→ STATED GOAL
Filter the lines below, copying only those with the string "период".

Stored data entries
######

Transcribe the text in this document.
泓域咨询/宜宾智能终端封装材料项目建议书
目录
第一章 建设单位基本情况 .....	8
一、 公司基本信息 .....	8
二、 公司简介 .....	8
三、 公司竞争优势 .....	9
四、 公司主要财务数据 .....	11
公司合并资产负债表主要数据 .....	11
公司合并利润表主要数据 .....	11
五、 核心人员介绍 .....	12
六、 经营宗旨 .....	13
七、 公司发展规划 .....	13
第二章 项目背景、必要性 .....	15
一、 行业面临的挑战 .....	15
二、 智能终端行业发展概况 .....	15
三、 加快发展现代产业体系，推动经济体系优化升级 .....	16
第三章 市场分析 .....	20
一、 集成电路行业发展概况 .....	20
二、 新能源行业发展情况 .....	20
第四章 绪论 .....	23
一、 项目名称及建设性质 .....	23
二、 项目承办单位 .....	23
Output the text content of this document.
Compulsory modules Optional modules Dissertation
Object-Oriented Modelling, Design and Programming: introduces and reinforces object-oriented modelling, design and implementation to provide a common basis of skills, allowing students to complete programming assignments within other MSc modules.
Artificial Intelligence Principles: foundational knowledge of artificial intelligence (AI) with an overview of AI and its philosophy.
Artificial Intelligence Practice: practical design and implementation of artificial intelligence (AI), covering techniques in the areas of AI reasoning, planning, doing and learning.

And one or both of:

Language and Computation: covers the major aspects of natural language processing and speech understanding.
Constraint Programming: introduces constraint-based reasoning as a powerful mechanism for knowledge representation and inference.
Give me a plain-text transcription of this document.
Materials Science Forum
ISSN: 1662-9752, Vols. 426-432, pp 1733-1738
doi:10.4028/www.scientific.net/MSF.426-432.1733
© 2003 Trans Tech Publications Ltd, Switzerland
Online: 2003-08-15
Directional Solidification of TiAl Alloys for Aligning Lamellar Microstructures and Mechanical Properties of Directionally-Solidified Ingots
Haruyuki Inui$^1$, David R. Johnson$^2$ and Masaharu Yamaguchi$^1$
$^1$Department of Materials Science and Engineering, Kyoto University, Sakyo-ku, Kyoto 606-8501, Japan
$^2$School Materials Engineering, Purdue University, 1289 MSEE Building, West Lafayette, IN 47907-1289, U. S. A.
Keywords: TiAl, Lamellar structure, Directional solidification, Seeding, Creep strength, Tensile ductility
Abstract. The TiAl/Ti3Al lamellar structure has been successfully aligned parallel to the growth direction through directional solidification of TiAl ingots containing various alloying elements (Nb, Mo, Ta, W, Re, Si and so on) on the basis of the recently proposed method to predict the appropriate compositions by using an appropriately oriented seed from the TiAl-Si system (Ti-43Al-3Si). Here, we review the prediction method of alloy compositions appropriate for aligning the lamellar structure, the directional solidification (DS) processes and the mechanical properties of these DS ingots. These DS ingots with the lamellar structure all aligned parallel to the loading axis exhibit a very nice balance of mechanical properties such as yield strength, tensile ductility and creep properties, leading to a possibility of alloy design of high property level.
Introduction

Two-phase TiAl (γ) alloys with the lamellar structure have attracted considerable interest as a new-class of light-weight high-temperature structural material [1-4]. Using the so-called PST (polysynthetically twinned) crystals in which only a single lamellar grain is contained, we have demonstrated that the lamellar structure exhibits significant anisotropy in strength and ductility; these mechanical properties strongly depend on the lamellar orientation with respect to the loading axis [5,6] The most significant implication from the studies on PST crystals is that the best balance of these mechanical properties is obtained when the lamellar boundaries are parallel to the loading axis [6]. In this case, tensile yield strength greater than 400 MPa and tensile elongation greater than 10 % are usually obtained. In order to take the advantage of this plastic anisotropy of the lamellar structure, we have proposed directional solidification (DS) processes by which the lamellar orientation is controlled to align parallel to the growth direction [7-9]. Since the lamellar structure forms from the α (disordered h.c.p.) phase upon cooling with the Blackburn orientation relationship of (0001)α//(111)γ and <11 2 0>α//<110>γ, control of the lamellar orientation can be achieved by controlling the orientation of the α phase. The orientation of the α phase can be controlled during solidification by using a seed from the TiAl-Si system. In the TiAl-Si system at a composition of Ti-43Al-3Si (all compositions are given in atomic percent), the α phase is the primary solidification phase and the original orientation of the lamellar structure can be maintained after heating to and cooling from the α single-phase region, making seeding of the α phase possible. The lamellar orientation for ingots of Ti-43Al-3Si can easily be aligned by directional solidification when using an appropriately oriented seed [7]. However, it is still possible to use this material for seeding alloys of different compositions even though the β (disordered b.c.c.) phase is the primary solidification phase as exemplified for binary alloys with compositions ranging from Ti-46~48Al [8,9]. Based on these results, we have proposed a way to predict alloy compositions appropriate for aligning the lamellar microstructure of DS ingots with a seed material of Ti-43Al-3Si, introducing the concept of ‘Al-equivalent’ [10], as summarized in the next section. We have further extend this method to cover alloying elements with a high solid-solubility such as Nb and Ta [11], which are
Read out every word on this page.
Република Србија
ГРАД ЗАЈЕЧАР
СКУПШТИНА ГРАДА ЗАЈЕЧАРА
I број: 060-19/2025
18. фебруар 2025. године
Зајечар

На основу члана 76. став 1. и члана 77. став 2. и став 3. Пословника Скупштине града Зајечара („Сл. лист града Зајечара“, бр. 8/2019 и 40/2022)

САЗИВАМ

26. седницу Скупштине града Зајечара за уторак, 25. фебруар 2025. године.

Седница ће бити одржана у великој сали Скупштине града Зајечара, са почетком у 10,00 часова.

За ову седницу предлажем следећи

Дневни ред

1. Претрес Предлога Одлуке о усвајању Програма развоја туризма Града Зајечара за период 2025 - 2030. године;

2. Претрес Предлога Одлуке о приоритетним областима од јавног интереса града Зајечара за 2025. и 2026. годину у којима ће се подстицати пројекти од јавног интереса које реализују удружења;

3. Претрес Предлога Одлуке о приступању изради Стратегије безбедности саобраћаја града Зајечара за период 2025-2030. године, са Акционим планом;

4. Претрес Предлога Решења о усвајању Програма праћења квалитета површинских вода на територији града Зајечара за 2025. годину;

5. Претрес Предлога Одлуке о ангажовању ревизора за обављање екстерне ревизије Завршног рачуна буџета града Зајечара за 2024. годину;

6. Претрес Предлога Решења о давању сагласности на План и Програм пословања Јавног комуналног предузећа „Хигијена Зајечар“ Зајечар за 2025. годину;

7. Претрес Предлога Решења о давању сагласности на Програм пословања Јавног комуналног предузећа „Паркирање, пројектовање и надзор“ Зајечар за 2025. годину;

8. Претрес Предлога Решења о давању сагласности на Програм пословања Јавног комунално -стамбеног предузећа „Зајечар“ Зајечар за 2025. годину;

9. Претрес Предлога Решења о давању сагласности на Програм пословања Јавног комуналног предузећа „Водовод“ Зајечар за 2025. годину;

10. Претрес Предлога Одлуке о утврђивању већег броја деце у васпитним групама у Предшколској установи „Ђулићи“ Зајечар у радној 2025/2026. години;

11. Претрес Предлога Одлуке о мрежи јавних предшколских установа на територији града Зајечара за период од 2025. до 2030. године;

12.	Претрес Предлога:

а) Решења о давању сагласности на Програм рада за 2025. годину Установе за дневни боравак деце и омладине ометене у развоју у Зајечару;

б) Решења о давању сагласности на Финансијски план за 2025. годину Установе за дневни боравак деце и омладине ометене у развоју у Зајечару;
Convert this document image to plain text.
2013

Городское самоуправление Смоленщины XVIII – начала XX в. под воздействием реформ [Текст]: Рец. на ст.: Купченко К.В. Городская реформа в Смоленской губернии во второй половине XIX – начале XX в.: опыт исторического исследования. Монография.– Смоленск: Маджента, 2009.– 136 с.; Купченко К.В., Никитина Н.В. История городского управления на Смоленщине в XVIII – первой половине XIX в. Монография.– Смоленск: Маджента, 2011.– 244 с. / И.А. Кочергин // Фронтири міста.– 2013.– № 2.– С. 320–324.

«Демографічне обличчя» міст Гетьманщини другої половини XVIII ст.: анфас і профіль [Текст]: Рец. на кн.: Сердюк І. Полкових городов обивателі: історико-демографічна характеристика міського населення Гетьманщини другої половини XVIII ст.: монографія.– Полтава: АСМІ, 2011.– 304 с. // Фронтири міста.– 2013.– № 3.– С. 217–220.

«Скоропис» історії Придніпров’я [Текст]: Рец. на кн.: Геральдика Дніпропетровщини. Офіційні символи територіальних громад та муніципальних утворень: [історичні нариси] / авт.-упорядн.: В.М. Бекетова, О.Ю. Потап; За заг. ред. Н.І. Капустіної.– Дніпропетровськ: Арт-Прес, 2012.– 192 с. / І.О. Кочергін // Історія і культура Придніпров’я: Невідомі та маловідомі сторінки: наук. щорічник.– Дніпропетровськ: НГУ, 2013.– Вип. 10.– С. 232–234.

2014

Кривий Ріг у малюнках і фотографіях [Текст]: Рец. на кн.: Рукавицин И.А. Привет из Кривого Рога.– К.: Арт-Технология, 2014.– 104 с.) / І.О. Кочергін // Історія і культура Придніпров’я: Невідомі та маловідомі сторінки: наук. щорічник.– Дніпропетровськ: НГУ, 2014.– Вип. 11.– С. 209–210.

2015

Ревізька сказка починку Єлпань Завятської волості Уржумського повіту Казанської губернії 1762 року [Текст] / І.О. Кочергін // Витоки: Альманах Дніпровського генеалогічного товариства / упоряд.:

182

######

→ COMPLETE OUTPUT
1. Претрес Предлога Одлуке о усвајању Програма развоја туризма Града Зајечара за период 2025 - 2030. године;
3. Претрес Предлога Одлуке о приступању изради Стратегије безбедности саобраћаја града Зајечара за период 2025-2030. године, са Акционим планом;
11. Претрес Предлога Одлуке о мрежи јавних предшколских установа на територији града Зајечара за период од 2025. до 2030. године;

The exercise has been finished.